> [SOURCE RECORDS]:
______
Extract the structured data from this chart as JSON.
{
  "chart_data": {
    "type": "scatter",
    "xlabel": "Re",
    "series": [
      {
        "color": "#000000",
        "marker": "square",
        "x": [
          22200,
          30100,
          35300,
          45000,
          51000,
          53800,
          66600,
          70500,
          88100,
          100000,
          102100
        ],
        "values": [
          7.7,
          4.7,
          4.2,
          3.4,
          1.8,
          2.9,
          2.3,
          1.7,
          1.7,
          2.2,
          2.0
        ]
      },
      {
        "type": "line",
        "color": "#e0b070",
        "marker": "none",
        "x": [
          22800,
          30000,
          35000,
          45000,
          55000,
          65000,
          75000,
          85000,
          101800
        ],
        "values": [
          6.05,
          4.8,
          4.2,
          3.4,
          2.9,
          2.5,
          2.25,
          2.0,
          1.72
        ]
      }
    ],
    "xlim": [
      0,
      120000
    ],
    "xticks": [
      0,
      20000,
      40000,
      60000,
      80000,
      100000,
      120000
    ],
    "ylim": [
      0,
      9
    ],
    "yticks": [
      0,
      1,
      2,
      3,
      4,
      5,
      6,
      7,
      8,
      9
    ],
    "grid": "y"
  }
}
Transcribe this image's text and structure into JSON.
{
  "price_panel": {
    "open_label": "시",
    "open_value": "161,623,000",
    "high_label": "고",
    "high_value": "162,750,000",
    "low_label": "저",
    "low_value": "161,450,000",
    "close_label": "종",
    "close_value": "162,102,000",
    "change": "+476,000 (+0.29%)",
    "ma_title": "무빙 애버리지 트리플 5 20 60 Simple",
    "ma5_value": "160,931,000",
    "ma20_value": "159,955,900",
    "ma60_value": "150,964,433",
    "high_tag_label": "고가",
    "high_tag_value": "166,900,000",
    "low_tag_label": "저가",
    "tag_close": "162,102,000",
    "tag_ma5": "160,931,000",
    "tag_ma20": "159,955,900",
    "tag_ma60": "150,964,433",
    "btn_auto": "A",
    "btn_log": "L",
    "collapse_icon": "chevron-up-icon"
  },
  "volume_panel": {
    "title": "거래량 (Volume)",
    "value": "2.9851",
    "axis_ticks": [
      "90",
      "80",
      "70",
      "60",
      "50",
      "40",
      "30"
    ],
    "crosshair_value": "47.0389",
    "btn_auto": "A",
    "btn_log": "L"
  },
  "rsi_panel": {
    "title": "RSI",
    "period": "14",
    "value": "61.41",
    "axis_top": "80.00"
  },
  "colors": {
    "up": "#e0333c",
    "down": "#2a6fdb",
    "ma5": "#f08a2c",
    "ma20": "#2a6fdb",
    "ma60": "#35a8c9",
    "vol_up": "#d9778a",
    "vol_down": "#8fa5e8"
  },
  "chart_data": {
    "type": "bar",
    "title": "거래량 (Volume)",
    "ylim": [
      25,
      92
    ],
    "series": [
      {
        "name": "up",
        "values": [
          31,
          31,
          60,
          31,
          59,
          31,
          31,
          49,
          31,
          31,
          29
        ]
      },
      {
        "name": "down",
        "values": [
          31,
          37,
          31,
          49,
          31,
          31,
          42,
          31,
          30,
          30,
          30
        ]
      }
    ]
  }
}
______
> [INSTRUCTION]:
From the records above, extract everything verbatim.

> [TASK RESPONSE]:
Extract the structured data from this chart as JSON.
{
  "chart_data": {
    "type": "scatter",
    "xlabel": "Re",
    "series": [
      {
        "color": "#000000",
        "marker": "square",
        "x": [
          22200,
          30100,
          35300,
          45000,
          51000,
          53800,
          66600,
          70500,
          88100,
          100000,
          102100
        ],
        "values": [
          7.7,
          4.7,
          4.2,
          3.4,
          1.8,
          2.9,
          2.3,
          1.7,
          1.7,
          2.2,
          2.0
        ]
      },
      {
        "type": "line",
        "color": "#e0b070",
        "marker": "none",
        "x": [
          22800,
          30000,
          35000,
          45000,
          55000,
          65000,
          75000,
          85000,
          101800
        ],
        "values": [
          6.05,
          4.8,
          4.2,
          3.4,
          2.9,
          2.5,
          2.25,
          2.0,
          1.72
        ]
      }
    ],
    "xlim": [
      0,
      120000
    ],
    "xticks": [
      0,
      20000,
      40000,
      60000,
      80000,
      100000,
      120000
    ],
    "ylim": [
      0,
      9
    ],
    "yticks": [
      0,
      1,
      2,
      3,
      4,
      5,
      6,
      7,
      8,
      9
    ],
    "grid": "y"
  }
}
Transcribe this image's text and structure into JSON.
{
  "price_panel": {
    "open_label": "시",
    "open_value": "161,623,000",
    "high_label": "고",
    "high_value": "162,750,000",
    "low_label": "저",
    "low_value": "161,450,000",
    "close_label": "종",
    "close_value": "162,102,000",
    "change": "+476,000 (+0.29%)",
    "ma_title": "무빙 애버리지 트리플 5 20 60 Simple",
    "ma5_value": "160,931,000",
    "ma20_value": "159,955,900",
    "ma60_value": "150,964,433",
    "high_tag_label": "고가",
    "high_tag_value": "166,900,000",
    "low_tag_label": "저가",
    "tag_close": "162,102,000",
    "tag_ma5": "160,931,000",
    "tag_ma20": "159,955,900",
    "tag_ma60": "150,964,433",
    "btn_auto": "A",
    "btn_log": "L",
    "collapse_icon": "chevron-up-icon"
  },
  "volume_panel": {
    "title": "거래량 (Volume)",
    "value": "2.9851",
    "axis_ticks": [
      "90",
      "80",
      "70",
      "60",
      "50",
      "40",
      "30"
    ],
    "crosshair_value": "47.0389",
    "btn_auto": "A",
    "btn_log": "L"
  },
  "rsi_panel": {
    "title": "RSI",
    "period": "14",
    "value": "61.41",
    "axis_top": "80.00"
  },
  "colors": {
    "up": "#e0333c",
    "down": "#2a6fdb",
    "ma5": "#f08a2c",
    "ma20": "#2a6fdb",
    "ma60": "#35a8c9",
    "vol_up": "#d9778a",
    "vol_down": "#8fa5e8"
  },
  "chart_data": {
    "type": "bar",
    "title": "거래량 (Volume)",
    "ylim": [
      25,
      92
    ],
    "series": [
      {
        "name": "up",
        "values": [
          31,
          31,
          60,
          31,
          59,
          31,
          31,
          49,
          31,
          31,
          29
        ]
      },
      {
        "name": "down",
        "values": [
          31,
          37,
          31,
          49,
          31,
          31,
          42,
          31,
          30,
          30,
          30
        ]
      }
    ]
  }
}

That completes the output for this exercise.